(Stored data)
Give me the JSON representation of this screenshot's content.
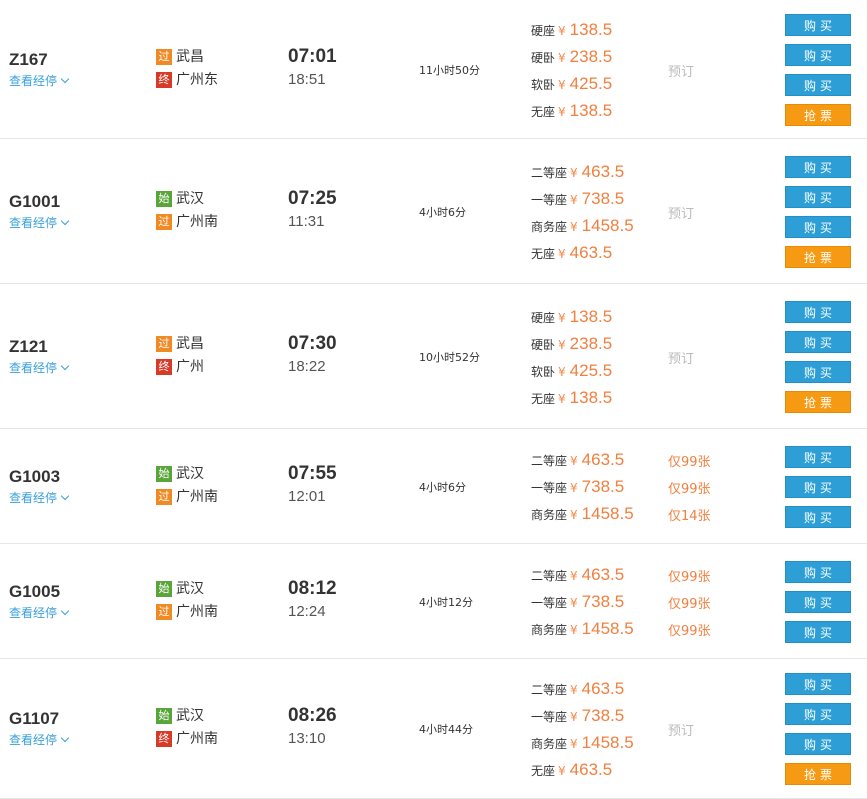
{
  "labels": {
    "via": "查看经停",
    "buy": "购买",
    "grab": "抢票",
    "book": "预订",
    "yen": "¥"
  },
  "colors": {
    "buy": "#2d9fd6",
    "grab": "#f59a12",
    "price": "#f08040",
    "link": "#3aa0d8",
    "badge_guo": "#f08a24",
    "badge_zhong": "#d83a28",
    "badge_shi": "#5aa53a"
  },
  "trains": [
    {
      "no": "Z167",
      "from": {
        "badge": "过",
        "name": "武昌"
      },
      "to": {
        "badge": "终",
        "name": "广州东"
      },
      "depart": "07:01",
      "arrive": "18:51",
      "duration": "11小时50分",
      "seats": [
        {
          "name": "硬座",
          "price": "138.5"
        },
        {
          "name": "硬卧",
          "price": "238.5"
        },
        {
          "name": "软卧",
          "price": "425.5"
        },
        {
          "name": "无座",
          "price": "138.5"
        }
      ],
      "stock": [],
      "buttons": [
        "buy",
        "buy",
        "buy",
        "grab"
      ]
    },
    {
      "no": "G1001",
      "from": {
        "badge": "始",
        "name": "武汉"
      },
      "to": {
        "badge": "过",
        "name": "广州南"
      },
      "depart": "07:25",
      "arrive": "11:31",
      "duration": "4小时6分",
      "seats": [
        {
          "name": "二等座",
          "price": "463.5"
        },
        {
          "name": "一等座",
          "price": "738.5"
        },
        {
          "name": "商务座",
          "price": "1458.5"
        },
        {
          "name": "无座",
          "price": "463.5"
        }
      ],
      "stock": [],
      "buttons": [
        "buy",
        "buy",
        "buy",
        "grab"
      ]
    },
    {
      "no": "Z121",
      "from": {
        "badge": "过",
        "name": "武昌"
      },
      "to": {
        "badge": "终",
        "name": "广州"
      },
      "depart": "07:30",
      "arrive": "18:22",
      "duration": "10小时52分",
      "seats": [
        {
          "name": "硬座",
          "price": "138.5"
        },
        {
          "name": "硬卧",
          "price": "238.5"
        },
        {
          "name": "软卧",
          "price": "425.5"
        },
        {
          "name": "无座",
          "price": "138.5"
        }
      ],
      "stock": [],
      "buttons": [
        "buy",
        "buy",
        "buy",
        "grab"
      ]
    },
    {
      "no": "G1003",
      "from": {
        "badge": "始",
        "name": "武汉"
      },
      "to": {
        "badge": "过",
        "name": "广州南"
      },
      "depart": "07:55",
      "arrive": "12:01",
      "duration": "4小时6分",
      "seats": [
        {
          "name": "二等座",
          "price": "463.5"
        },
        {
          "name": "一等座",
          "price": "738.5"
        },
        {
          "name": "商务座",
          "price": "1458.5"
        }
      ],
      "stock": [
        "仅99张",
        "仅99张",
        "仅14张"
      ],
      "buttons": [
        "buy",
        "buy",
        "buy"
      ]
    },
    {
      "no": "G1005",
      "from": {
        "badge": "始",
        "name": "武汉"
      },
      "to": {
        "badge": "过",
        "name": "广州南"
      },
      "depart": "08:12",
      "arrive": "12:24",
      "duration": "4小时12分",
      "seats": [
        {
          "name": "二等座",
          "price": "463.5"
        },
        {
          "name": "一等座",
          "price": "738.5"
        },
        {
          "name": "商务座",
          "price": "1458.5"
        }
      ],
      "stock": [
        "仅99张",
        "仅99张",
        "仅99张"
      ],
      "buttons": [
        "buy",
        "buy",
        "buy"
      ]
    },
    {
      "no": "G1107",
      "from": {
        "badge": "始",
        "name": "武汉"
      },
      "to": {
        "badge": "终",
        "name": "广州南"
      },
      "depart": "08:26",
      "arrive": "13:10",
      "duration": "4小时44分",
      "seats": [
        {
          "name": "二等座",
          "price": "463.5"
        },
        {
          "name": "一等座",
          "price": "738.5"
        },
        {
          "name": "商务座",
          "price": "1458.5"
        },
        {
          "name": "无座",
          "price": "463.5"
        }
      ],
      "stock": [],
      "buttons": [
        "buy",
        "buy",
        "buy",
        "grab"
      ]
    }
  ]
}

Your instructions:
Show every line from the entries above in which the word "duration" appears.

Solution to this exercise:
      "duration": "11小时50分",
      "duration": "4小时6分",
      "duration": "10小时52分",
      "duration": "4小时6分",
      "duration": "4小时12分",
      "duration": "4小时44分",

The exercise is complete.